* _Dataset records_
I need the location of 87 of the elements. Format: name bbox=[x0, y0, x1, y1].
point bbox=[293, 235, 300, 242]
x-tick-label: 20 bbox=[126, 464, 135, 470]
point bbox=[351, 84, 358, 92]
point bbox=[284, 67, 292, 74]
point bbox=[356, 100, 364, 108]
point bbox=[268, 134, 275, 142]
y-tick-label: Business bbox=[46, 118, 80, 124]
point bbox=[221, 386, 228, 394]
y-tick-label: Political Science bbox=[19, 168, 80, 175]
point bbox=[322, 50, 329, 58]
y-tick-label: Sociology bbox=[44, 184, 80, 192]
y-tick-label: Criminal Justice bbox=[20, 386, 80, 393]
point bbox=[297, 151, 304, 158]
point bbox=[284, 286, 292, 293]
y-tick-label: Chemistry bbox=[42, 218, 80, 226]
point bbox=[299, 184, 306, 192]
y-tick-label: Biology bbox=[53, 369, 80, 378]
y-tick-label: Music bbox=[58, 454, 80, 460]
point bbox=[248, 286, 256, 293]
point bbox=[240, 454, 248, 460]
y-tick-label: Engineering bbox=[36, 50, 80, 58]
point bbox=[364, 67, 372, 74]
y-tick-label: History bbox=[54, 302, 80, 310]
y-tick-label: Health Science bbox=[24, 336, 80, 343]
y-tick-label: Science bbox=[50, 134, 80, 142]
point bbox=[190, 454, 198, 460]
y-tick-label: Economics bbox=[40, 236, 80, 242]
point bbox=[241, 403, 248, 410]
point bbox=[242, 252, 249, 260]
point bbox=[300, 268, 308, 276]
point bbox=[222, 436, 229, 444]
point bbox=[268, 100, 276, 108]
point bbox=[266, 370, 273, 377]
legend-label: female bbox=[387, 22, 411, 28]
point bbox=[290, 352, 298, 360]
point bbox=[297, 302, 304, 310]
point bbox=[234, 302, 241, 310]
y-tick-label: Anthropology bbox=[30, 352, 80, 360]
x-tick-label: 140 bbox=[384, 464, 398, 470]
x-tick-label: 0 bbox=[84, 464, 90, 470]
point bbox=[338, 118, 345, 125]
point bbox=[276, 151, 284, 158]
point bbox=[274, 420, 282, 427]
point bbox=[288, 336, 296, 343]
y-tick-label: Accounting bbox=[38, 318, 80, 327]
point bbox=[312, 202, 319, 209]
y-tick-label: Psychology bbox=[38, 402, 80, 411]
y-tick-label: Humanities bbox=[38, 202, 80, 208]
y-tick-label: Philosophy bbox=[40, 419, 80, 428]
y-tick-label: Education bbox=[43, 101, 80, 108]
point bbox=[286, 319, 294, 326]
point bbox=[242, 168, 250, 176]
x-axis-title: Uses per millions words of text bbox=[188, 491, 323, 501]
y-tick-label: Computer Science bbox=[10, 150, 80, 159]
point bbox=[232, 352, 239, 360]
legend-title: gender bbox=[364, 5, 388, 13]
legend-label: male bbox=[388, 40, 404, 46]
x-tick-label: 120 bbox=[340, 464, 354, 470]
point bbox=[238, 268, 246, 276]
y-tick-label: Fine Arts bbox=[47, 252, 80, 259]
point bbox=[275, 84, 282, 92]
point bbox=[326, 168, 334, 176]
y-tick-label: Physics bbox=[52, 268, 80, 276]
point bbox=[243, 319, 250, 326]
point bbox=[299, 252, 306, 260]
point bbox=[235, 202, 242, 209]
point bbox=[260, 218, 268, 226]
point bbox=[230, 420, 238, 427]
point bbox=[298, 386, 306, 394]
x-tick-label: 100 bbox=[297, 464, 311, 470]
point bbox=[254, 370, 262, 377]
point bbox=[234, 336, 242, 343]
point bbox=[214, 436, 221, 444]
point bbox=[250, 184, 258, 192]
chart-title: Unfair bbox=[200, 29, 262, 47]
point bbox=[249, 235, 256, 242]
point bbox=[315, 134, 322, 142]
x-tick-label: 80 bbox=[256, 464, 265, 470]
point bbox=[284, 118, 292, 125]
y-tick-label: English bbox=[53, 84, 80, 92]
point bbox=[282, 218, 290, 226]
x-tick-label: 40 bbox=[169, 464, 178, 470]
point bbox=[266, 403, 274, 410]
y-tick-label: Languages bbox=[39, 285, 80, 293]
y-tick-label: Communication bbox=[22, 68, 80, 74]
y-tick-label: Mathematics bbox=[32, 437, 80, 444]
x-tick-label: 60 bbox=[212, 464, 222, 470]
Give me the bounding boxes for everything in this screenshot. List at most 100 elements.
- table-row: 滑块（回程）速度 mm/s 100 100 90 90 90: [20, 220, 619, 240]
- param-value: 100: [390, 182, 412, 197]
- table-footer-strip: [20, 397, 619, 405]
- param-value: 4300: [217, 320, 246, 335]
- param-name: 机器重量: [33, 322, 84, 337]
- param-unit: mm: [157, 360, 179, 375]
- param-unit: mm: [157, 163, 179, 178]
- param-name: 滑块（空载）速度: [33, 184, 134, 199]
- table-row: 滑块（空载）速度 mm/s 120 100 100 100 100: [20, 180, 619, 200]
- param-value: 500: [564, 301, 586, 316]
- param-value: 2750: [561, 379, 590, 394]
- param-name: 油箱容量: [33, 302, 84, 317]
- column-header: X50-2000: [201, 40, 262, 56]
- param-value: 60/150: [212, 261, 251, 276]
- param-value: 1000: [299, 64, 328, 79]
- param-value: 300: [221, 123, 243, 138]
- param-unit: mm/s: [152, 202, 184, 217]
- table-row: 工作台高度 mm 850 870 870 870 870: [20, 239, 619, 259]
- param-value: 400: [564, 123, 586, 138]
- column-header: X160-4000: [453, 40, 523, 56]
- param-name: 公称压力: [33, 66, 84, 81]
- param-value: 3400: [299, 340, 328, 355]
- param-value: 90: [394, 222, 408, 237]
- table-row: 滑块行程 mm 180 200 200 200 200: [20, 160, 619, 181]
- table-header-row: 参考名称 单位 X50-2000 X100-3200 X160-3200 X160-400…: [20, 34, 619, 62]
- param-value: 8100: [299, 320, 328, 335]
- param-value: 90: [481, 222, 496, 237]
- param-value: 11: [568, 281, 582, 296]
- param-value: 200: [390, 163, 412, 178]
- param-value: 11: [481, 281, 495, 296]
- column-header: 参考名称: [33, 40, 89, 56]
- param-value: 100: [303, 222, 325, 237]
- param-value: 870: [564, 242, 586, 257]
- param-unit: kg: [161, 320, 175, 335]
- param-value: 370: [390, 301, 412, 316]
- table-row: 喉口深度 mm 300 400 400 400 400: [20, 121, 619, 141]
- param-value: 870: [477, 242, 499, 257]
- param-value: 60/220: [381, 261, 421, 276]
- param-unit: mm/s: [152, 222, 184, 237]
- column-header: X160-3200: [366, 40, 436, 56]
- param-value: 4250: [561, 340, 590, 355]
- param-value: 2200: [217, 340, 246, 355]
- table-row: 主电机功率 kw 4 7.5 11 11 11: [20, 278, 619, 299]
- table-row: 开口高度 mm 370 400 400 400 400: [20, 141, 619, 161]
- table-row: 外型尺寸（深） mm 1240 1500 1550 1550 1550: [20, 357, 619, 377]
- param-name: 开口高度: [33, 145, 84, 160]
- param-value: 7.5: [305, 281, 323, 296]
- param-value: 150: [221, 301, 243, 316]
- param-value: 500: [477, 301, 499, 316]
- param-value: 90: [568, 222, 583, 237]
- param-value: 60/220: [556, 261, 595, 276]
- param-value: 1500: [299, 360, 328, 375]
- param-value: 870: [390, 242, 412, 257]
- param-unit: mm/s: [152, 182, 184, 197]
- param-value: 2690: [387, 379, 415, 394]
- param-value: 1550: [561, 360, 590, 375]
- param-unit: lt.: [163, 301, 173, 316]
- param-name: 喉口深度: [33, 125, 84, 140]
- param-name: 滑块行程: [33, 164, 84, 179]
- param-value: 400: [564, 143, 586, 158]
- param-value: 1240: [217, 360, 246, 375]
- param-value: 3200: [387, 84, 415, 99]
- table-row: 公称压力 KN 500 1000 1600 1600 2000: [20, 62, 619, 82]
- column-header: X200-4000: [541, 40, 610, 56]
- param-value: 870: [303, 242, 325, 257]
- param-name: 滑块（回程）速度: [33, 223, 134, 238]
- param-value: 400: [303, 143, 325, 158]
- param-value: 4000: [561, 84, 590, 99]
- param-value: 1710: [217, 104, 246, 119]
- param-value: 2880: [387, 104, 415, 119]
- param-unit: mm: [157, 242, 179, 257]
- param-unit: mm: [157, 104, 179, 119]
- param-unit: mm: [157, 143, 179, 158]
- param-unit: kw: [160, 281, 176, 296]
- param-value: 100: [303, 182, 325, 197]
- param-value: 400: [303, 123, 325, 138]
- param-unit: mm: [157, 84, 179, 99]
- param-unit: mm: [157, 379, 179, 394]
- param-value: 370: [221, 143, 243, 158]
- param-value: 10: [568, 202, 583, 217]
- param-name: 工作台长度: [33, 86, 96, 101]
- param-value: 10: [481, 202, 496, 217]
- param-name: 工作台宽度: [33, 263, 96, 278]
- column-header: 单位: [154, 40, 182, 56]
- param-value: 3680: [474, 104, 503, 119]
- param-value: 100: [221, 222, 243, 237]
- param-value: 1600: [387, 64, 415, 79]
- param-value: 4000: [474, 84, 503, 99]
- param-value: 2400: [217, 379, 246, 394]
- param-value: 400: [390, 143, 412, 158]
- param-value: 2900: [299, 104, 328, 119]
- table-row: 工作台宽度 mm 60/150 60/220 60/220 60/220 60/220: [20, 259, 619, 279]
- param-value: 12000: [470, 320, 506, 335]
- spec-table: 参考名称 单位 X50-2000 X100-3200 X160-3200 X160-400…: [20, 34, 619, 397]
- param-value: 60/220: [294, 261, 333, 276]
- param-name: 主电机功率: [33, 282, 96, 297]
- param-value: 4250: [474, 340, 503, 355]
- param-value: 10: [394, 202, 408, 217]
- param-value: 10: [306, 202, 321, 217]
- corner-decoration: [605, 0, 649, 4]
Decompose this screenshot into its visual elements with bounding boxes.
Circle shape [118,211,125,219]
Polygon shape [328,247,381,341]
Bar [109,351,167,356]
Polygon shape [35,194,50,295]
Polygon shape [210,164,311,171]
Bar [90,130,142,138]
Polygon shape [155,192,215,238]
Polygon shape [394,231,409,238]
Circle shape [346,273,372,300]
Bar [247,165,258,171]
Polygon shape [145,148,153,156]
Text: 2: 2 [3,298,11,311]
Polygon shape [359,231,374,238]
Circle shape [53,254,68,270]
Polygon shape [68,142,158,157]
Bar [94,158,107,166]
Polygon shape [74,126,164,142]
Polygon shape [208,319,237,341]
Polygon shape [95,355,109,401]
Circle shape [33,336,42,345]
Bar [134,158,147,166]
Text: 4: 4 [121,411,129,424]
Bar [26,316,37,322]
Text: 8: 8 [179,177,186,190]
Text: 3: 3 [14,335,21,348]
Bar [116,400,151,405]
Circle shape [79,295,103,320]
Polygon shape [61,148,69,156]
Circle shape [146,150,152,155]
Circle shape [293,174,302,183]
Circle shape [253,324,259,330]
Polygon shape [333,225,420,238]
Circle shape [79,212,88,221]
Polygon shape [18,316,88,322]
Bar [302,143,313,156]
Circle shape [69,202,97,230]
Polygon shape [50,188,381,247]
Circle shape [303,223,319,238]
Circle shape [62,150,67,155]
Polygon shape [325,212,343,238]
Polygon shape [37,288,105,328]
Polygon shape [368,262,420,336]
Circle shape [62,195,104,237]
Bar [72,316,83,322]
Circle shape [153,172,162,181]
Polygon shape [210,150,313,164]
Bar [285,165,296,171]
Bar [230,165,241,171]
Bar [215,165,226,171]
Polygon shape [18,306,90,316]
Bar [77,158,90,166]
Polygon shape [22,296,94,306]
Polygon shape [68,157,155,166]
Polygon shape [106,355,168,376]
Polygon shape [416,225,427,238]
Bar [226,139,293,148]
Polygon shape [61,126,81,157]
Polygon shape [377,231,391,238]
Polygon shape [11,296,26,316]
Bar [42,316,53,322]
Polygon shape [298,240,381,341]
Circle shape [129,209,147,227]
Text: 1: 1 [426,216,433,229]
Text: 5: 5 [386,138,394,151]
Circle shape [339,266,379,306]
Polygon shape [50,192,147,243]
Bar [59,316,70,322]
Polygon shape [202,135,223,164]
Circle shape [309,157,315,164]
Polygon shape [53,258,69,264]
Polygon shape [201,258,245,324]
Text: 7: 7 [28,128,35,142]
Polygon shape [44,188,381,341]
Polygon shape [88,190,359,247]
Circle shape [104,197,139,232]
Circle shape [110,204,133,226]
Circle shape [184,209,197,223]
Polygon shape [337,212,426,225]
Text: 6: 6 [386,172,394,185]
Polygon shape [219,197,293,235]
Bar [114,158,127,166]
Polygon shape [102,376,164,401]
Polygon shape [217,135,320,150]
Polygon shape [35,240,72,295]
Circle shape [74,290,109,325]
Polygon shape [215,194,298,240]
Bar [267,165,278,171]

* _Exercise goal_
Turn the entries from the first line through the line holding "point bbox=[356, 100, 364, 108]", inclusive, into a numbered list, leaving out any blank lines.

* _Solution to this exercise_
1. I need the location of 87 of the elements. Format: name bbox=[x0, y0, x1, y1].
2. point bbox=[293, 235, 300, 242]
3. x-tick-label: 20 bbox=[126, 464, 135, 470]
4. point bbox=[351, 84, 358, 92]
5. point bbox=[284, 67, 292, 74]
6. point bbox=[356, 100, 364, 108]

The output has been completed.